Set the listing down again in full, word for word, with the pictures left out.

(Collected data entries)
★ ★ ★ ★

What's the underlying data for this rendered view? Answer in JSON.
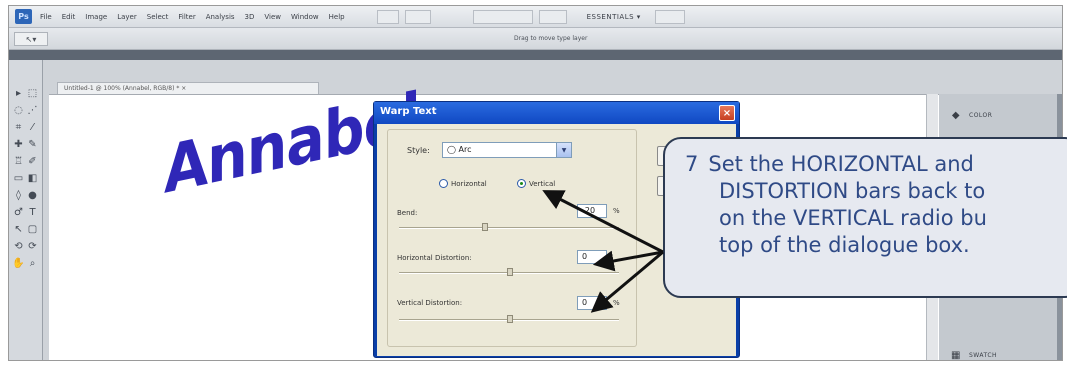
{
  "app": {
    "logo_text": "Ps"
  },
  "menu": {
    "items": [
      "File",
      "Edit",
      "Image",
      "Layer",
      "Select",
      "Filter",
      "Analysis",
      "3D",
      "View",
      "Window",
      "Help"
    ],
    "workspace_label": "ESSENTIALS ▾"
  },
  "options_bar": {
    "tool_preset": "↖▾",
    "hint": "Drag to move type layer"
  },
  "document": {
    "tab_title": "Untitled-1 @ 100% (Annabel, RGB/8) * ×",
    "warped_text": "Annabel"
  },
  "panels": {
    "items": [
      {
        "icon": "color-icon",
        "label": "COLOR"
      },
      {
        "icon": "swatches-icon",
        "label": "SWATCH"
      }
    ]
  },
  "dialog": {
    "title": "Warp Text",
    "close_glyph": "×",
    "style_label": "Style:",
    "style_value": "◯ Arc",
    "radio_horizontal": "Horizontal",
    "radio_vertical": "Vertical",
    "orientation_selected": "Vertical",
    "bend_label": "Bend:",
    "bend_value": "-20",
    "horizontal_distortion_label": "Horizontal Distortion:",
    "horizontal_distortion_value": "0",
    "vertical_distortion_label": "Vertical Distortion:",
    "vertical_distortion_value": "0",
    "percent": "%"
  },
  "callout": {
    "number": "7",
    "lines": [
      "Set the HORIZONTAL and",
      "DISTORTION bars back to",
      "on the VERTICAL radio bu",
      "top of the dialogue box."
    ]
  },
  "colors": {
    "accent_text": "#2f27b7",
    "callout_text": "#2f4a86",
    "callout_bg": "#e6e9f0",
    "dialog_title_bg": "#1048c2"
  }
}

★ ★ ★ ★

# REPLY
What's the underlying data for this rendered view? Answer in JSON.
{
  "app": {
    "logo_text": "Ps"
  },
  "menu": {
    "items": [
      "File",
      "Edit",
      "Image",
      "Layer",
      "Select",
      "Filter",
      "Analysis",
      "3D",
      "View",
      "Window",
      "Help"
    ],
    "workspace_label": "ESSENTIALS ▾"
  },
  "options_bar": {
    "tool_preset": "↖▾",
    "hint": "Drag to move type layer"
  },
  "document": {
    "tab_title": "Untitled-1 @ 100% (Annabel, RGB/8) * ×",
    "warped_text": "Annabel"
  },
  "panels": {
    "items": [
      {
        "icon": "color-icon",
        "label": "COLOR"
      },
      {
        "icon": "swatches-icon",
        "label": "SWATCH"
      }
    ]
  },
  "dialog": {
    "title": "Warp Text",
    "close_glyph": "×",
    "style_label": "Style:",
    "style_value": "◯ Arc",
    "radio_horizontal": "Horizontal",
    "radio_vertical": "Vertical",
    "orientation_selected": "Vertical",
    "bend_label": "Bend:",
    "bend_value": "-20",
    "horizontal_distortion_label": "Horizontal Distortion:",
    "horizontal_distortion_value": "0",
    "vertical_distortion_label": "Vertical Distortion:",
    "vertical_distortion_value": "0",
    "percent": "%"
  },
  "callout": {
    "number": "7",
    "lines": [
      "Set the HORIZONTAL and",
      "DISTORTION bars back to",
      "on the VERTICAL radio bu",
      "top of the dialogue box."
    ]
  },
  "colors": {
    "accent_text": "#2f27b7",
    "callout_text": "#2f4a86",
    "callout_bg": "#e6e9f0",
    "dialog_title_bg": "#1048c2"
  }
}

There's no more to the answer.